→ Testo da leggere
──────────
Ieri, 19 aprile, a Bologna, nella Sala dell’VIII Centenario
dell’Università di Bologna si è tenuto il “processo” Quaestio de libris: libro di
carta o e-book? (http://www.aib.it/struttura/sezioni/2013/33482-quaestio-de-libris/).
A favore del libro elettronico (o digitale) – per evitare di usare termini
stranieri quando esiste il loro equivalente in lingua italiana – ha parlato
Valentina Kalk, responsabile delle UN Publications, mentre a favore dei libri
di carta si è espresso lo scrittore/bibliofilo/docente universitario Andrea
Kerbaker. Tutti rigorosamente togati come il giudice che ha emesso la sentenza,
Antonio Carioti, giornalista del Corriere della Sera.
Le motivazioni portate dall’una e dall’altro sono le solite
che si rincorrono nei vari ambienti in cui si parla dell’argomento: la
portabilità, la socialità, la bellezza, il profumo, la puzza, ecc. impreziosite
però dalla verve dei due sostenitori. Il giudice alla fine, pur ammettendo di
parteggiare per il libro di carta, ha assegnato la vittoria al libro digitale in
qualità d’inevitabile progresso della tecnologia (evoluzione e rivoluzione è
stata una coppia d'opposti evidenziata ma purtroppo non molto approfondita).
Non posso fare un resoconto più approfondito non avendo
preso appunti (magari Paolo Tinti – organizzatore dell’evento per l’Università
di Bologna, assieme ad AIB Emilia-Romagna – ha la possibilità di postare
qualcosa di maggiormente dettagliato) ma un paio di considerazioni personali mi
sembra doveroso condividere.
Quando Valentina Kalk ha argomentato contro la bellezza dei
libri cartacei sostenuta da Kerbaker, ha citato le ignobili pubblicazioni
realizzate su carta di polpa all’inizio del secolo scorso. Ora al sottoscritto
(non magari a Kerbaker, avendo espresso un approccio maggiormente elitario
all’oggetto libro) le parole della Kalk hanno richiamato alla mente
immediatamente la “pulp fiction” ovvero tutta quella vasta galassia di pubblicazioni
che hanno fatto da incubatrice alla letteratura di genere così come l’abbiamo
conosciuta nella seconda metà del secolo (fantascienza, fantasy, noir, ecc.) e
che è riuscita a restituire la realtà in maniera molto migliore rispetto al
cosiddetto mainstream. Come immaginare il 20. secolo senza l’immaginario
prodotto dalle opere di Howard, Asimov, Dick, Thompson, ecc.? Qualcuno dirà:
avrebbero pubblicato lo stesso anche nello scenario digitale grazie alla
facilità dell’autopubblicazione offerta da esso. Ma non è la stessa cosa: le
riviste, ad esempio di fantascienza, hanno aggregato scrittori e pubblico
facendone un “fandom”, una sorta di scuola. Questo difficilmente può accadere
con l’autopubblicazione che privilegia l’individualità dell’autore, piuttosto che
il suo coordinarsi con altri.
──────────
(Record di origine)
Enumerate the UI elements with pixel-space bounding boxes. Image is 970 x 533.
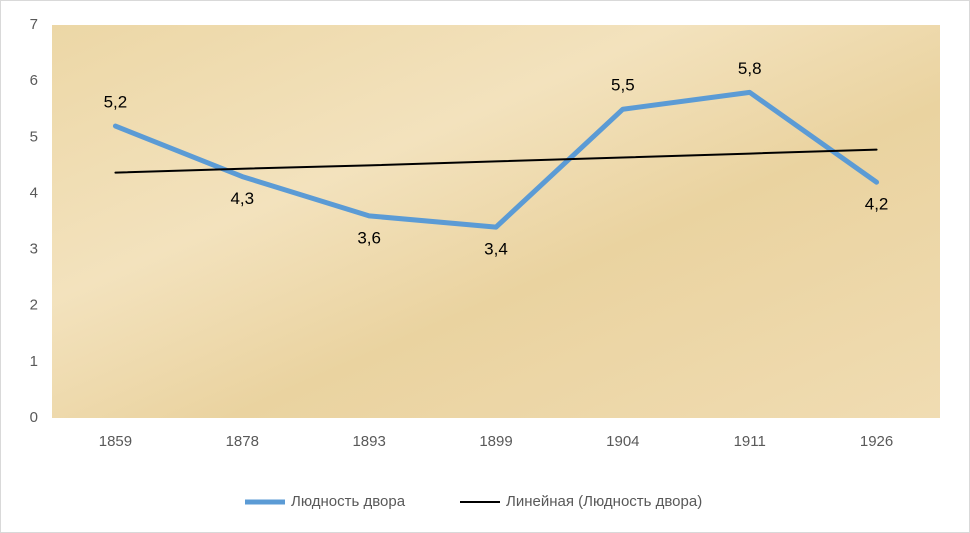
y-tick-label: 7 bbox=[30, 16, 38, 33]
legend-label: Линейная (Людность двора) bbox=[506, 493, 702, 510]
y-tick-label: 5 bbox=[30, 128, 38, 145]
y-tick-label: 0 bbox=[30, 409, 38, 426]
trend-line bbox=[114, 148, 878, 174]
x-tick-label: 1904 bbox=[606, 433, 639, 450]
data-label: 3,4 bbox=[484, 240, 508, 259]
data-label: 5,2 bbox=[104, 93, 128, 112]
y-tick-label: 6 bbox=[30, 72, 38, 89]
data-label: 5,5 bbox=[611, 76, 635, 95]
data-line bbox=[112, 89, 880, 230]
y-tick-label: 2 bbox=[30, 297, 38, 314]
x-tick-label: 1899 bbox=[479, 433, 512, 450]
y-tick-label: 1 bbox=[30, 353, 38, 370]
plot-area bbox=[52, 25, 940, 418]
y-tick-label: 3 bbox=[30, 241, 38, 258]
x-tick-label: 1893 bbox=[352, 433, 385, 450]
y-tick-label: 4 bbox=[30, 184, 38, 201]
x-tick-label: 1911 bbox=[734, 433, 766, 450]
x-tick-label: 1859 bbox=[99, 433, 132, 450]
x-tick-label: 1926 bbox=[860, 433, 893, 450]
legend-label: Людность двора bbox=[291, 493, 406, 510]
data-label: 4,3 bbox=[230, 189, 254, 208]
data-label: 3,6 bbox=[357, 228, 381, 247]
x-tick-label: 1878 bbox=[226, 433, 259, 450]
data-label: 4,2 bbox=[865, 195, 889, 214]
data-label: 5,8 bbox=[738, 59, 762, 78]
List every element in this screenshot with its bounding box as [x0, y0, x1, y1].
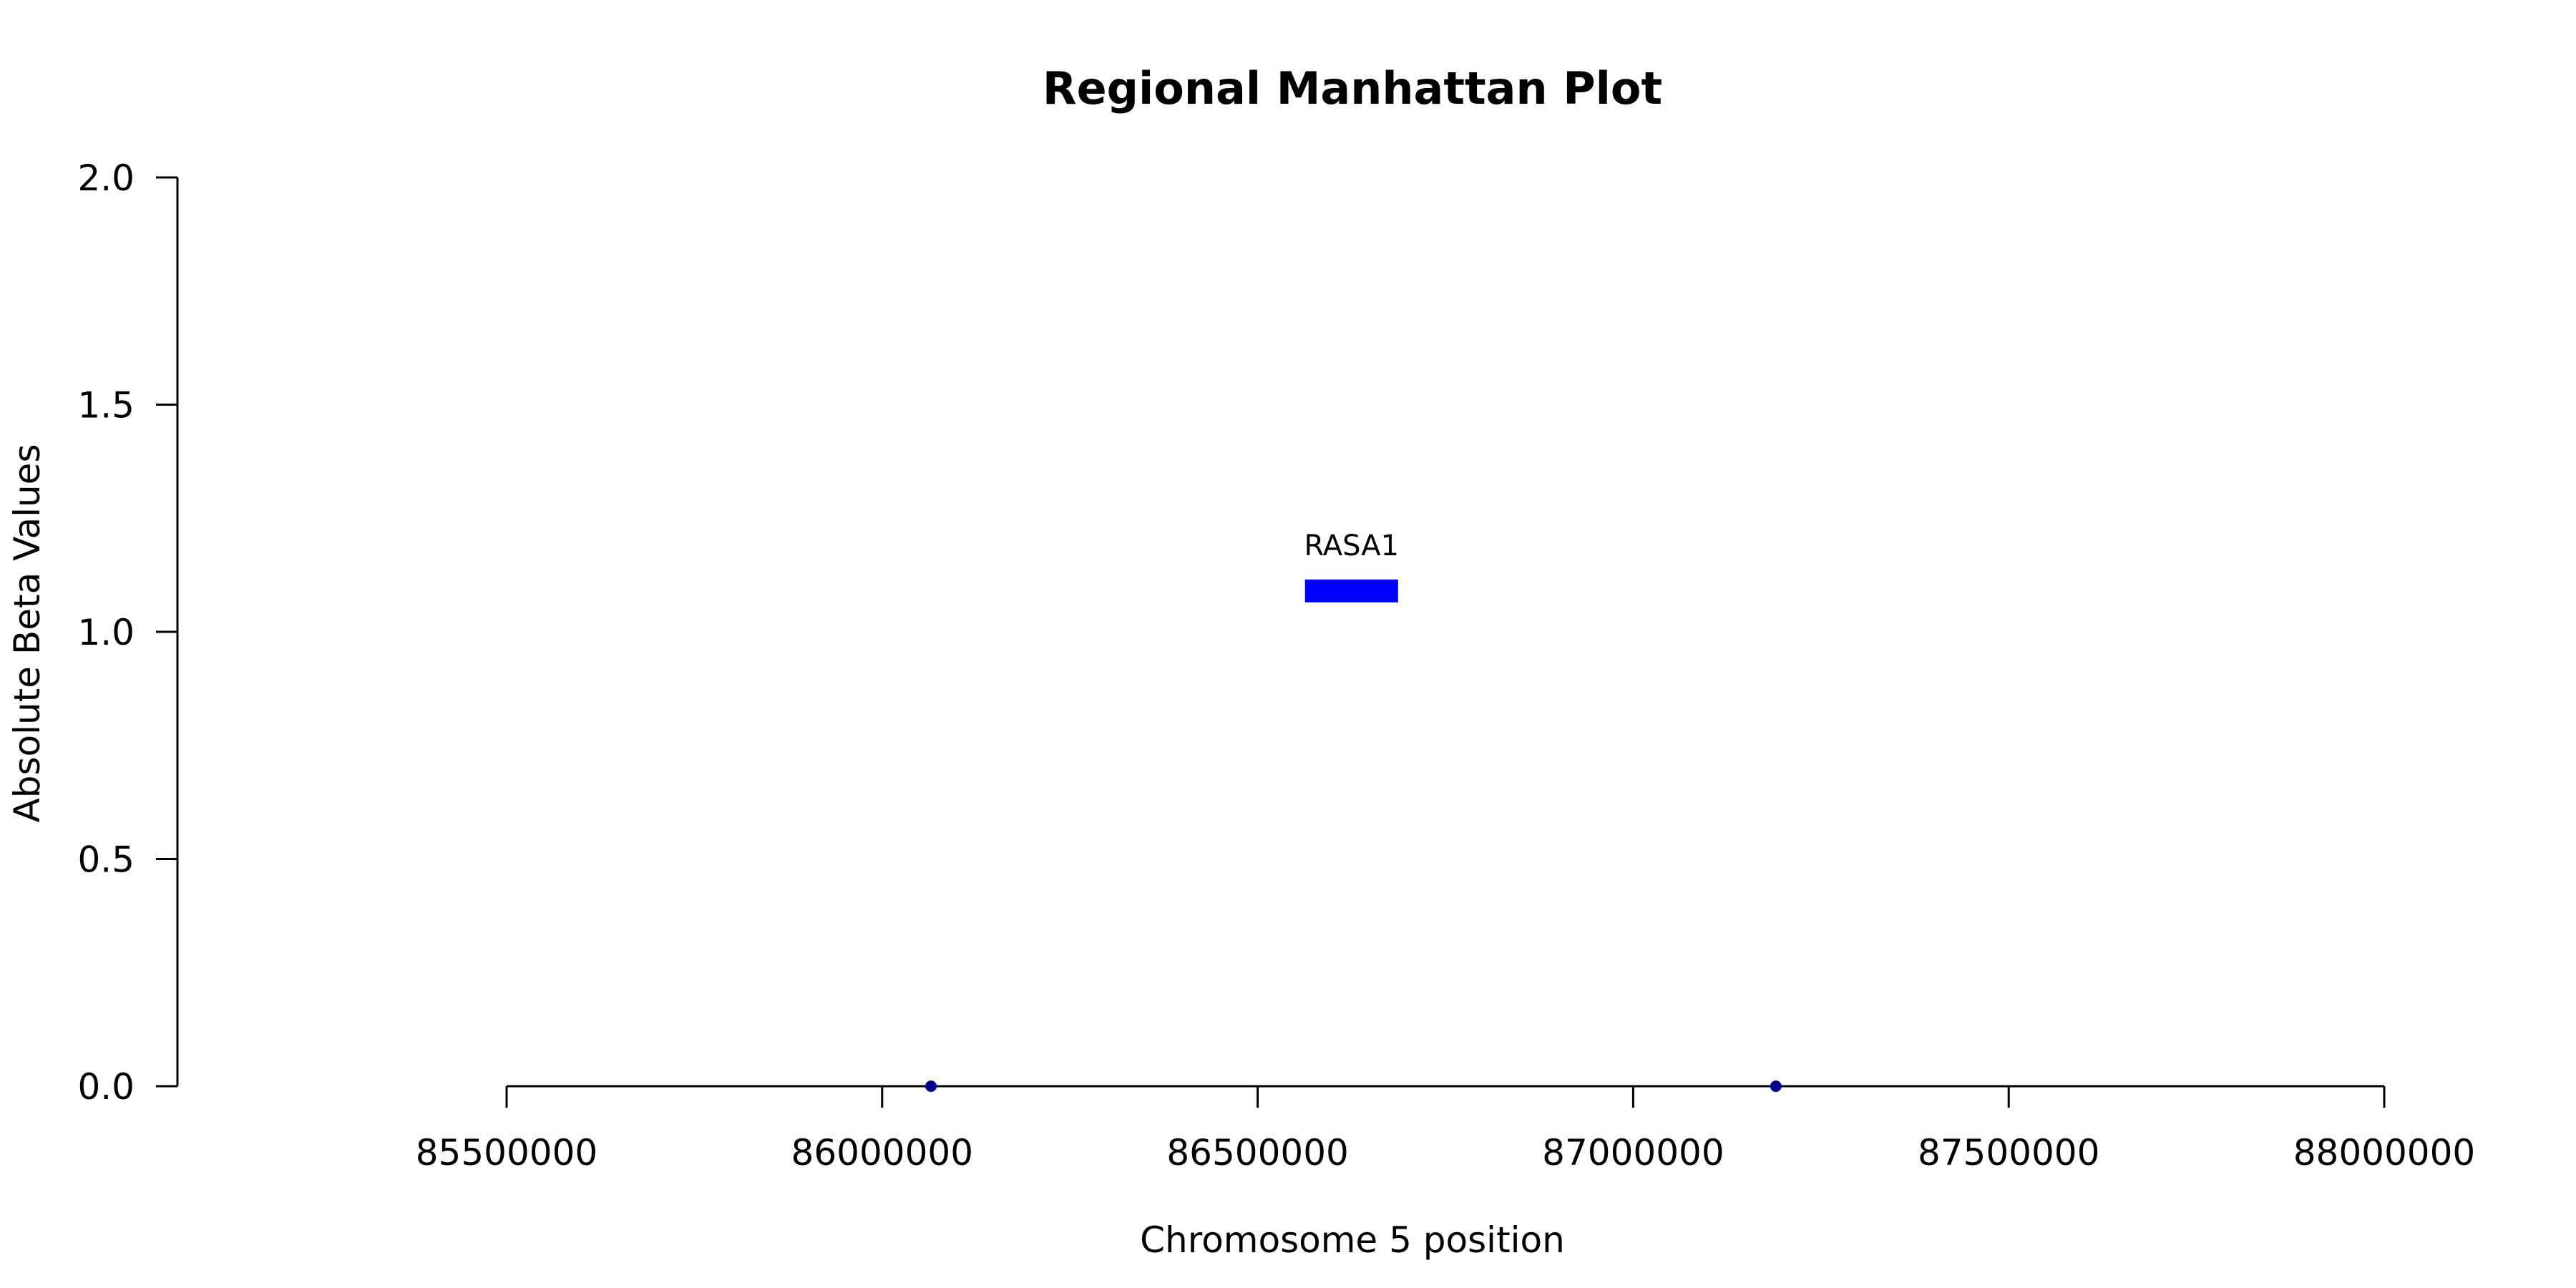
y-tick-label: 1.0 [77, 612, 135, 653]
y-axis-ticks: 0.0 0.5 1.0 1.5 2.0 [77, 157, 177, 1108]
chart-title: Regional Manhattan Plot [1043, 62, 1662, 114]
gene-bar-rasa1 [1304, 579, 1398, 602]
x-tick-label: 88000000 [2293, 1132, 2476, 1174]
data-points [925, 1080, 1782, 1092]
gene-label-rasa1: RASA1 [1304, 530, 1399, 562]
x-tick-label: 85500000 [416, 1132, 598, 1174]
x-tick-label: 86500000 [1166, 1132, 1349, 1174]
x-tick-label: 87000000 [1542, 1132, 1724, 1174]
x-tick-label: 86000000 [791, 1132, 974, 1174]
y-tick-label: 1.5 [77, 385, 135, 426]
data-point [925, 1080, 937, 1092]
data-point [1770, 1080, 1782, 1092]
y-tick-label: 0.5 [77, 839, 135, 881]
gene-annotations: RASA1 [1304, 530, 1399, 602]
x-tick-label: 87500000 [1918, 1132, 2100, 1174]
y-axis-label: Absolute Beta Values [6, 444, 48, 823]
x-axis-label: Chromosome 5 position [1140, 1219, 1565, 1261]
y-tick-label: 2.0 [77, 157, 135, 199]
y-tick-label: 0.0 [77, 1066, 135, 1108]
x-axis-ticks: 85500000 86000000 86500000 87000000 87500000… [416, 1086, 2476, 1174]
──────────
→ Il tuo compito
Secondo il testo da leggere, a quale dei due formati ha assegnato la vittoria il giudice del "processo"?

→ Risultato corretto
Al libro digitale, come inevitabile progresso della tecnologia.